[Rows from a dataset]
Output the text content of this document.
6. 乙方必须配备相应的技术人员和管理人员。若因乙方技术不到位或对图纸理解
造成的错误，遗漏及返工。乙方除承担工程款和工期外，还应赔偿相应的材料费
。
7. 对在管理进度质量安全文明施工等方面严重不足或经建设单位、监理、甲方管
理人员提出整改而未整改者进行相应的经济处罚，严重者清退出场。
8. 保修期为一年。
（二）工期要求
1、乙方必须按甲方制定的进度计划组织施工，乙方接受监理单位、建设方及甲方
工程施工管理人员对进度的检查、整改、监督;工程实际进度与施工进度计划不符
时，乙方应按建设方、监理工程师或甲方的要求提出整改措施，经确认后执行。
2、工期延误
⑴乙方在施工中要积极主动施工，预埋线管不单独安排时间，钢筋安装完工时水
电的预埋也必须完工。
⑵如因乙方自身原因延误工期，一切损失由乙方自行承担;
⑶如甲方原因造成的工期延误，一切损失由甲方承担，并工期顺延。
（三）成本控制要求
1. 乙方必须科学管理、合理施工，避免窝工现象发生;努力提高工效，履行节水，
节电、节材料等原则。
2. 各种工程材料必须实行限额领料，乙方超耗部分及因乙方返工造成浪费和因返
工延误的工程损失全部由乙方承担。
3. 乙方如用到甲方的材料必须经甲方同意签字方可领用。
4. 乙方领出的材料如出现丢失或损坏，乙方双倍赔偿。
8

The request:
All of the records must be retyped exactly as they are.

Final answer:
Output the text content of this document.
6. 乙方必须配备相应的技术人员和管理人员。若因乙方技术不到位或对图纸理解
造成的错误，遗漏及返工。乙方除承担工程款和工期外，还应赔偿相应的材料费
。
7. 对在管理进度质量安全文明施工等方面严重不足或经建设单位、监理、甲方管
理人员提出整改而未整改者进行相应的经济处罚，严重者清退出场。
8. 保修期为一年。
（二）工期要求
1、乙方必须按甲方制定的进度计划组织施工，乙方接受监理单位、建设方及甲方
工程施工管理人员对进度的检查、整改、监督;工程实际进度与施工进度计划不符
时，乙方应按建设方、监理工程师或甲方的要求提出整改措施，经确认后执行。
2、工期延误
⑴乙方在施工中要积极主动施工，预埋线管不单独安排时间，钢筋安装完工时水
电的预埋也必须完工。
⑵如因乙方自身原因延误工期，一切损失由乙方自行承担;
⑶如甲方原因造成的工期延误，一切损失由甲方承担，并工期顺延。
（三）成本控制要求
1. 乙方必须科学管理、合理施工，避免窝工现象发生;努力提高工效，履行节水，
节电、节材料等原则。
2. 各种工程材料必须实行限额领料，乙方超耗部分及因乙方返工造成浪费和因返
工延误的工程损失全部由乙方承担。
3. 乙方如用到甲方的材料必须经甲方同意签字方可领用。
4. 乙方领出的材料如出现丢失或损坏，乙方双倍赔偿。
8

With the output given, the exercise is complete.